======== DOCUMENT EXCERPT ========

It would be churlish not to thank the authors of the White Paper for responding positively and for recognising the contribution that appointed independent Peers make to the work of this House. They have done so in the White Paper so cogently and fully that I see no need to go over that ground again. They have also recognised that a satisfactory number of independent Peers will simply not be achieved under a wholly elected system. So I hope that we can regard at least 20% of appointed independents as a given in any reform that the Government put forward after further consultation.
However, amidst all the complexities of a hybrid House, it will be extremely important to ensure the genuinely independent nature of all the Members of that particular cohort and to guard the cohort against erosion or dilution from the outside. To achieve that will require, first, a clear definition of what constitutes an independent Peer to be set out in any Bill that is brought forward. That definition will need, I suggest, to exclude any person who is a member of, supports publicly or gives money to a political party. The current members of the Cross-Benchers group who do not meet those criteria will of course have the opportunity to gain a seat in this House by election.
Then, it will be equally important to have an objective body to police the definition and to ensure that the independent element is not nibbled away at its edges and is at all times kept up to full strength. That task can certainly not be left to the usual channels or to any other mechanism that might suffer from a conflict of interest. I would suggest that the obvious recipient of such a mandate would be the statutory Appointments Commission itself, a body set up by and answerable to Parliament as a whole. If that is the solution chosen, then the commissions mandate will need to be set out clearly and fully in the definition that is brought forward.

========

_JOBS_
**A)** In the speech on independent Peers, what share of appointed independents does the speaker hope can be treated as a given in any reform?
**B)** From the speech on independent Peers, extract word for word everything from "It would be" down to "after further consultation.".

======== STORED DATA ========

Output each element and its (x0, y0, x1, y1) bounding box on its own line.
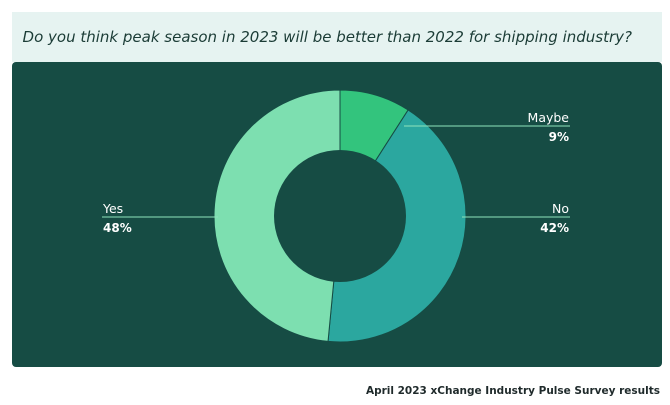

========

_ANSWERS TO THE EXERCISE_
**A)** At least 20%.

**B)**
It would be churlish not to thank the authors of the White Paper for responding positively and for recognising the contribution that appointed independent Peers make to the work of this House. They have done so in the White Paper so cogently and fully that I see no need to go over that ground again. They have also recognised that a satisfactory number of independent Peers will simply not be achieved under a wholly elected system. So I hope that we can regard at least 20% of appointed independents as a given in any reform that the Government put forward after further consultation.